» **Arbeitsanweisung**
Schreib alle folgenden Daten Zeile für Zeile ab, ohne ein Zeichen zu ändern. Lass dabei die Bilder weg.
···
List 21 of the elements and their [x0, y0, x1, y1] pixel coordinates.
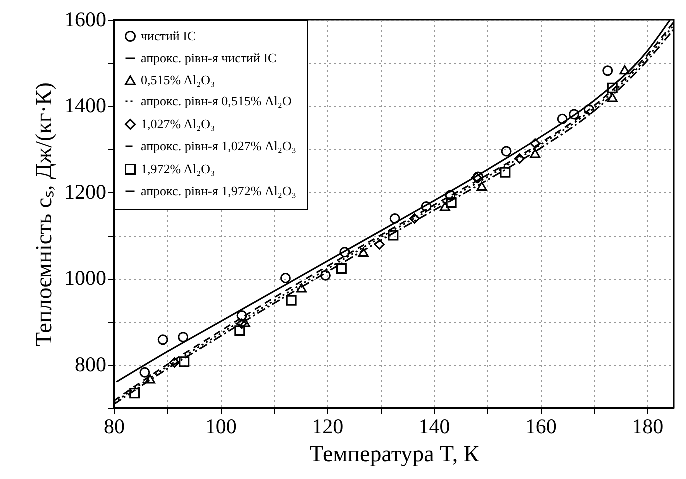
legend-label: 1,972% Al₂O₃: [141, 162, 216, 176]
y-tick-label: 1000: [64, 266, 106, 290]
y-tick-label: 1600: [64, 8, 106, 32]
x-tick-label: 140: [418, 414, 450, 438]
legend-label: апрокс. рівн-я чистий IC: [141, 50, 277, 66]
legend-label: апрокс. рівн-я 1,027% Al₂O₃: [141, 138, 296, 154]
legend-label: 1,027% Al₂O₃: [141, 116, 216, 132]
legend-label: апрокс. рівн-я 0,515% Al₂O: [141, 94, 292, 108]
x-tick-label: 160: [525, 414, 557, 438]
x-tick-label: 180: [632, 414, 664, 438]
x-tick-label: 100: [205, 414, 237, 438]
x-axis-title: Температура T, К: [310, 442, 480, 466]
legend-label: 0,515% Al₂O₃: [141, 72, 216, 88]
y-axis-title: Теплоємність cₛ, Дж/(кг·К): [32, 82, 56, 346]
y-tick-label: 1400: [64, 94, 106, 118]
y-tick-label: 1200: [64, 180, 106, 204]
x-tick-label: 120: [312, 414, 344, 438]
y-tick-label: 800: [75, 352, 106, 376]
legend-label: чистий IC: [141, 28, 196, 44]
x-tick-label: 80: [104, 414, 125, 438]
legend-label: апрокс. рівн-я 1,972% Al₂O₃: [141, 184, 296, 198]
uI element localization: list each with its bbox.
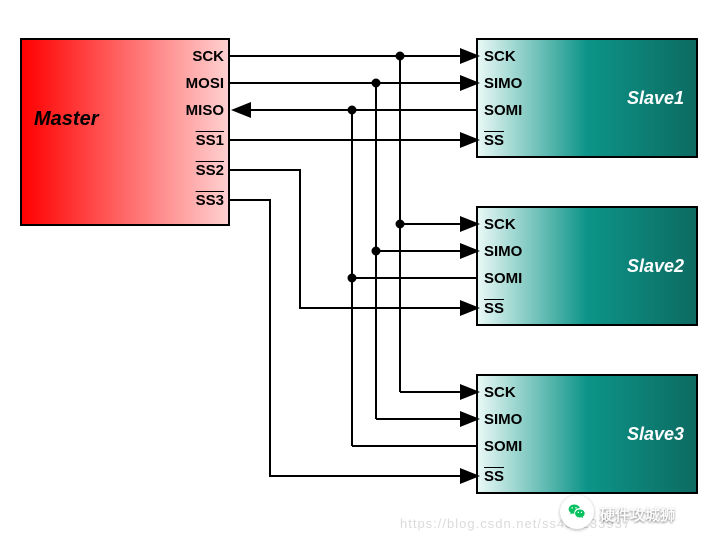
pin-master-miso: MISO [186,102,224,119]
pin-slave2-simo: SIMO [484,243,522,260]
master-title: Master [34,108,98,131]
pin-slave3-somi: SOMI [484,438,522,455]
slave1-title: Slave1 [627,88,684,109]
wechat-logo-icon [560,495,594,529]
pin-master-mosi: MOSI [186,75,224,92]
csdn-watermark: https://blog.csdn.net/ss480133937 [400,516,631,531]
pin-master-ss1: SS1 [196,132,224,149]
pin-slave3-ss: SS [484,468,504,485]
pin-slave2-somi: SOMI [484,270,522,287]
slave2-title: Slave2 [627,256,684,277]
wechat-watermark-text: 硬件攻城狮 [600,504,675,525]
pin-slave1-ss: SS [484,132,504,149]
pin-master-ss2: SS2 [196,162,224,179]
pin-slave3-sck: SCK [484,384,516,401]
pin-slave2-sck: SCK [484,216,516,233]
pin-master-sck: SCK [192,48,224,65]
pin-slave1-somi: SOMI [484,102,522,119]
pin-slave3-simo: SIMO [484,411,522,428]
pin-slave1-simo: SIMO [484,75,522,92]
pin-slave1-sck: SCK [484,48,516,65]
pin-master-ss3: SS3 [196,192,224,209]
pin-slave2-ss: SS [484,300,504,317]
slave3-title: Slave3 [627,424,684,445]
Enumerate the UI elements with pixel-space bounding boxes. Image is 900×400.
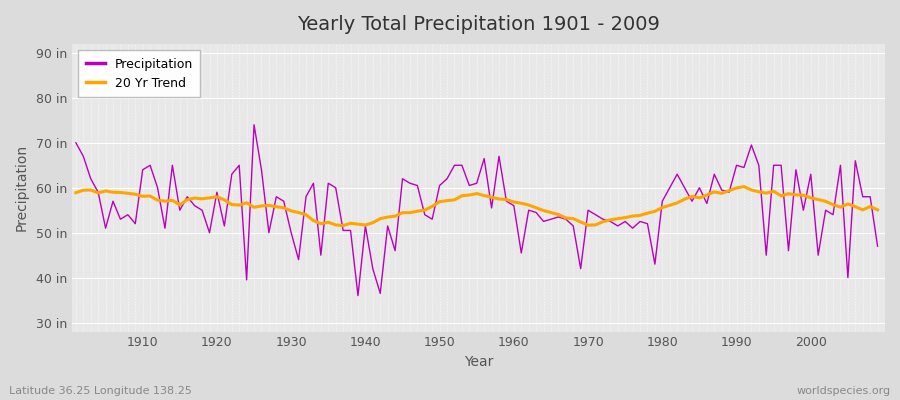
···
» **Lösung**
List 21 of the elements and their [x0, y0, x1, y1] pixel coordinates.
legend-label: 1,972% Al₂O₃: [141, 162, 216, 176]
y-tick-label: 1000: [64, 266, 106, 290]
y-tick-label: 1600: [64, 8, 106, 32]
x-tick-label: 140: [418, 414, 450, 438]
legend-label: апрокс. рівн-я чистий IC: [141, 50, 277, 66]
legend-label: апрокс. рівн-я 1,027% Al₂O₃: [141, 138, 296, 154]
legend-label: 1,027% Al₂O₃: [141, 116, 216, 132]
legend-label: апрокс. рівн-я 0,515% Al₂O: [141, 94, 292, 108]
x-tick-label: 160: [525, 414, 557, 438]
x-tick-label: 180: [632, 414, 664, 438]
x-tick-label: 100: [205, 414, 237, 438]
x-axis-title: Температура T, К: [310, 442, 480, 466]
legend-label: 0,515% Al₂O₃: [141, 72, 216, 88]
y-axis-title: Теплоємність cₛ, Дж/(кг·К): [32, 82, 56, 346]
y-tick-label: 1400: [64, 94, 106, 118]
y-tick-label: 1200: [64, 180, 106, 204]
x-tick-label: 120: [312, 414, 344, 438]
y-tick-label: 800: [75, 352, 106, 376]
legend-label: чистий IC: [141, 28, 196, 44]
x-tick-label: 80: [104, 414, 125, 438]
legend-label: апрокс. рівн-я 1,972% Al₂O₃: [141, 184, 296, 198]
uI element localization: list each with its bbox.
pin-master-miso: MISO [186,102,224,119]
pin-slave2-simo: SIMO [484,243,522,260]
master-title: Master [34,108,98,131]
pin-slave3-somi: SOMI [484,438,522,455]
slave1-title: Slave1 [627,88,684,109]
wechat-logo-icon [560,495,594,529]
pin-master-mosi: MOSI [186,75,224,92]
csdn-watermark: https://blog.csdn.net/ss480133937 [400,516,631,531]
pin-master-ss1: SS1 [196,132,224,149]
pin-slave3-ss: SS [484,468,504,485]
pin-slave2-somi: SOMI [484,270,522,287]
slave2-title: Slave2 [627,256,684,277]
wechat-watermark-text: 硬件攻城狮 [600,504,675,525]
pin-slave1-ss: SS [484,132,504,149]
pin-master-ss2: SS2 [196,162,224,179]
pin-slave3-sck: SCK [484,384,516,401]
pin-slave2-sck: SCK [484,216,516,233]
pin-master-sck: SCK [192,48,224,65]
pin-slave1-somi: SOMI [484,102,522,119]
pin-slave3-simo: SIMO [484,411,522,428]
pin-slave1-simo: SIMO [484,75,522,92]
pin-slave1-sck: SCK [484,48,516,65]
pin-master-ss3: SS3 [196,192,224,209]
pin-slave2-ss: SS [484,300,504,317]
slave3-title: Slave3 [627,424,684,445]
Enumerate the UI elements with pixel-space bounding boxes. Image is 900×400.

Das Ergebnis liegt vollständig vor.